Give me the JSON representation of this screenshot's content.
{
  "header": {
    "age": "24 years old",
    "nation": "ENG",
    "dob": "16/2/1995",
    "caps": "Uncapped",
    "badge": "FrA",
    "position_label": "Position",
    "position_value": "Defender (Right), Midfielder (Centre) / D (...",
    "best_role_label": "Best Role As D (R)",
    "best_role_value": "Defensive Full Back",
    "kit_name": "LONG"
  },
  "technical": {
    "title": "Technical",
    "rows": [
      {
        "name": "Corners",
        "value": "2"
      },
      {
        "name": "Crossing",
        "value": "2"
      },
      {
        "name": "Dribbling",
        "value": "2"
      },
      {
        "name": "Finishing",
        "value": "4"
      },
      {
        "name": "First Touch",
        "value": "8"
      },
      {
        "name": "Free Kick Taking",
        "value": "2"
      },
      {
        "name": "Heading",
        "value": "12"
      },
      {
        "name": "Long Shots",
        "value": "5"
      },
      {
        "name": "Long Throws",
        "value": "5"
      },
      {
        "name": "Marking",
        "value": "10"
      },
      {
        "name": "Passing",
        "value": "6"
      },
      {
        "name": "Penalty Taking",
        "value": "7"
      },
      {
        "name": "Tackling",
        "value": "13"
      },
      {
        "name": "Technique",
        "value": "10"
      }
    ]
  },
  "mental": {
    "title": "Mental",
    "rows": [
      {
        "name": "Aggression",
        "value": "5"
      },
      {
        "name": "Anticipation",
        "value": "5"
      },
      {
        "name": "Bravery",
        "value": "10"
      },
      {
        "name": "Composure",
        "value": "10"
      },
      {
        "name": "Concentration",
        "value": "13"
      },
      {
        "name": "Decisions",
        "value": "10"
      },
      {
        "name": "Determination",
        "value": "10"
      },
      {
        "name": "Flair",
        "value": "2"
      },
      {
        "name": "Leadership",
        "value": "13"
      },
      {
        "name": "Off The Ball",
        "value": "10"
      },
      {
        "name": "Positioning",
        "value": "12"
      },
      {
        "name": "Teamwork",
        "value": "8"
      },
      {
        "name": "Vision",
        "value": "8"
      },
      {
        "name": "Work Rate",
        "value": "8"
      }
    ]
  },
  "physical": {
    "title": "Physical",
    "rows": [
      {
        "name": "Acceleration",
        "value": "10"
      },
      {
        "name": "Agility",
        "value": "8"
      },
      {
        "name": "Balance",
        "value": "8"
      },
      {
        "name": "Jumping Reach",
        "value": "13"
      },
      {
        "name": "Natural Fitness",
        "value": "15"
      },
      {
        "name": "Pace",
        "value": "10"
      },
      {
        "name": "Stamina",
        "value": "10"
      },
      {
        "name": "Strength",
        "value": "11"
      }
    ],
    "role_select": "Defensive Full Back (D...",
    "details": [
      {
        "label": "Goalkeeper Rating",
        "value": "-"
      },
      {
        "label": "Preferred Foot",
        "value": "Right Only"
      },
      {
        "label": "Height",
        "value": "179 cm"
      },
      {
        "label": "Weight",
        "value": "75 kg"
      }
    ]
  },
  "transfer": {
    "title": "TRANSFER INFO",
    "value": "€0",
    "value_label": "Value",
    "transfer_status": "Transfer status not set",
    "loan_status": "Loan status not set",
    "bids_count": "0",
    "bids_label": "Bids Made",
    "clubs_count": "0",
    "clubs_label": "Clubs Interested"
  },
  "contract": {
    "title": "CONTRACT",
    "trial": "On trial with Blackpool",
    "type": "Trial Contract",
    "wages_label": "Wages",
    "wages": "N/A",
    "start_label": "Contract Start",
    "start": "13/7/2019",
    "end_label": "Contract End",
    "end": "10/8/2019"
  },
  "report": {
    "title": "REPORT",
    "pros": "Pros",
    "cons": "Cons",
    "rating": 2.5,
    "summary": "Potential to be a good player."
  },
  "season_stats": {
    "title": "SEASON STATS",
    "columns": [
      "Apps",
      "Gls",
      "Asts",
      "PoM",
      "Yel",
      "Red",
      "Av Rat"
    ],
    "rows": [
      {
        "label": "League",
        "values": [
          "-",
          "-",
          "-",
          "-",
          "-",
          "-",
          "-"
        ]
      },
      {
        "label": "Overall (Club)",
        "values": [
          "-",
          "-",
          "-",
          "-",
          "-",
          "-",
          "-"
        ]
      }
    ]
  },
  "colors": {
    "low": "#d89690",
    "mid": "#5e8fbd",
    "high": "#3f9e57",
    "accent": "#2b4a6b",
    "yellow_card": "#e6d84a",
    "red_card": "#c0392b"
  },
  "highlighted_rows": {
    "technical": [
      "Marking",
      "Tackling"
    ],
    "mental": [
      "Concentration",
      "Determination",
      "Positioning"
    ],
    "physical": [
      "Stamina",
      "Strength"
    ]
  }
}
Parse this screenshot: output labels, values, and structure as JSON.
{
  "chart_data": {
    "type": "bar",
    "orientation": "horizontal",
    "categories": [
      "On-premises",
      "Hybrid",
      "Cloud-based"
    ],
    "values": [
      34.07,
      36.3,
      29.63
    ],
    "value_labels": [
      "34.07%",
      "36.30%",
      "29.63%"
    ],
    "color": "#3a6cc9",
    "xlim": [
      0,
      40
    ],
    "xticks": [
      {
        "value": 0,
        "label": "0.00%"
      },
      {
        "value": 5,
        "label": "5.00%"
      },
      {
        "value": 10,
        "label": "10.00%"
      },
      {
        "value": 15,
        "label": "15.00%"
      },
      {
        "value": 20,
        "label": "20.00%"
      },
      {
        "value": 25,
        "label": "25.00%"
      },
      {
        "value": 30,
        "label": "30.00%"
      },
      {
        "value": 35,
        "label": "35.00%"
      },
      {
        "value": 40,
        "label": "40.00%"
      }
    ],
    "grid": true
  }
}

···

__Exercise prompt__: Give all of the entries again, word for word.

__Exercise solution__:
Give me the JSON representation of this screenshot's content.
{
  "header": {
    "age": "24 years old",
    "nation": "ENG",
    "dob": "16/2/1995",
    "caps": "Uncapped",
    "badge": "FrA",
    "position_label": "Position",
    "position_value": "Defender (Right), Midfielder (Centre) / D (...",
    "best_role_label": "Best Role As D (R)",
    "best_role_value": "Defensive Full Back",
    "kit_name": "LONG"
  },
  "technical": {
    "title": "Technical",
    "rows": [
      {
        "name": "Corners",
        "value": "2"
      },
      {
        "name": "Crossing",
        "value": "2"
      },
      {
        "name": "Dribbling",
        "value": "2"
      },
      {
        "name": "Finishing",
        "value": "4"
      },
      {
        "name": "First Touch",
        "value": "8"
      },
      {
        "name": "Free Kick Taking",
        "value": "2"
      },
      {
        "name": "Heading",
        "value": "12"
      },
      {
        "name": "Long Shots",
        "value": "5"
      },
      {
        "name": "Long Throws",
        "value": "5"
      },
      {
        "name": "Marking",
        "value": "10"
      },
      {
        "name": "Passing",
        "value": "6"
      },
      {
        "name": "Penalty Taking",
        "value": "7"
      },
      {
        "name": "Tackling",
        "value": "13"
      },
      {
        "name": "Technique",
        "value": "10"
      }
    ]
  },
  "mental": {
    "title": "Mental",
    "rows": [
      {
        "name": "Aggression",
        "value": "5"
      },
      {
        "name": "Anticipation",
        "value": "5"
      },
      {
        "name": "Bravery",
        "value": "10"
      },
      {
        "name": "Composure",
        "value": "10"
      },
      {
        "name": "Concentration",
        "value": "13"
      },
      {
        "name": "Decisions",
        "value": "10"
      },
      {
        "name": "Determination",
        "value": "10"
      },
      {
        "name": "Flair",
        "value": "2"
      },
      {
        "name": "Leadership",
        "value": "13"
      },
      {
        "name": "Off The Ball",
        "value": "10"
      },
      {
        "name": "Positioning",
        "value": "12"
      },
      {
        "name": "Teamwork",
        "value": "8"
      },
      {
        "name": "Vision",
        "value": "8"
      },
      {
        "name": "Work Rate",
        "value": "8"
      }
    ]
  },
  "physical": {
    "title": "Physical",
    "rows": [
      {
        "name": "Acceleration",
        "value": "10"
      },
      {
        "name": "Agility",
        "value": "8"
      },
      {
        "name": "Balance",
        "value": "8"
      },
      {
        "name": "Jumping Reach",
        "value": "13"
      },
      {
        "name": "Natural Fitness",
        "value": "15"
      },
      {
        "name": "Pace",
        "value": "10"
      },
      {
        "name": "Stamina",
        "value": "10"
      },
      {
        "name": "Strength",
        "value": "11"
      }
    ],
    "role_select": "Defensive Full Back (D...",
    "details": [
      {
        "label": "Goalkeeper Rating",
        "value": "-"
      },
      {
        "label": "Preferred Foot",
        "value": "Right Only"
      },
      {
        "label": "Height",
        "value": "179 cm"
      },
      {
        "label": "Weight",
        "value": "75 kg"
      }
    ]
  },
  "transfer": {
    "title": "TRANSFER INFO",
    "value": "€0",
    "value_label": "Value",
    "transfer_status": "Transfer status not set",
    "loan_status": "Loan status not set",
    "bids_count": "0",
    "bids_label": "Bids Made",
    "clubs_count": "0",
    "clubs_label": "Clubs Interested"
  },
  "contract": {
    "title": "CONTRACT",
    "trial": "On trial with Blackpool",
    "type": "Trial Contract",
    "wages_label": "Wages",
    "wages": "N/A",
    "start_label": "Contract Start",
    "start": "13/7/2019",
    "end_label": "Contract End",
    "end": "10/8/2019"
  },
  "report": {
    "title": "REPORT",
    "pros": "Pros",
    "cons": "Cons",
    "rating": 2.5,
    "summary": "Potential to be a good player."
  },
  "season_stats": {
    "title": "SEASON STATS",
    "columns": [
      "Apps",
      "Gls",
      "Asts",
      "PoM",
      "Yel",
      "Red",
      "Av Rat"
    ],
    "rows": [
      {
        "label": "League",
        "values": [
          "-",
          "-",
          "-",
          "-",
          "-",
          "-",
          "-"
        ]
      },
      {
        "label": "Overall (Club)",
        "values": [
          "-",
          "-",
          "-",
          "-",
          "-",
          "-",
          "-"
        ]
      }
    ]
  },
  "colors": {
    "low": "#d89690",
    "mid": "#5e8fbd",
    "high": "#3f9e57",
    "accent": "#2b4a6b",
    "yellow_card": "#e6d84a",
    "red_card": "#c0392b"
  },
  "highlighted_rows": {
    "technical": [
      "Marking",
      "Tackling"
    ],
    "mental": [
      "Concentration",
      "Determination",
      "Positioning"
    ],
    "physical": [
      "Stamina",
      "Strength"
    ]
  }
}
Parse this screenshot: output labels, values, and structure as JSON.
{
  "chart_data": {
    "type": "bar",
    "orientation": "horizontal",
    "categories": [
      "On-premises",
      "Hybrid",
      "Cloud-based"
    ],
    "values": [
      34.07,
      36.3,
      29.63
    ],
    "value_labels": [
      "34.07%",
      "36.30%",
      "29.63%"
    ],
    "color": "#3a6cc9",
    "xlim": [
      0,
      40
    ],
    "xticks": [
      {
        "value": 0,
        "label": "0.00%"
      },
      {
        "value": 5,
        "label": "5.00%"
      },
      {
        "value": 10,
        "label": "10.00%"
      },
      {
        "value": 15,
        "label": "15.00%"
      },
      {
        "value": 20,
        "label": "20.00%"
      },
      {
        "value": 25,
        "label": "25.00%"
      },
      {
        "value": 30,
        "label": "30.00%"
      },
      {
        "value": 35,
        "label": "35.00%"
      },
      {
        "value": 40,
        "label": "40.00%"
      }
    ],
    "grid": true
  }
}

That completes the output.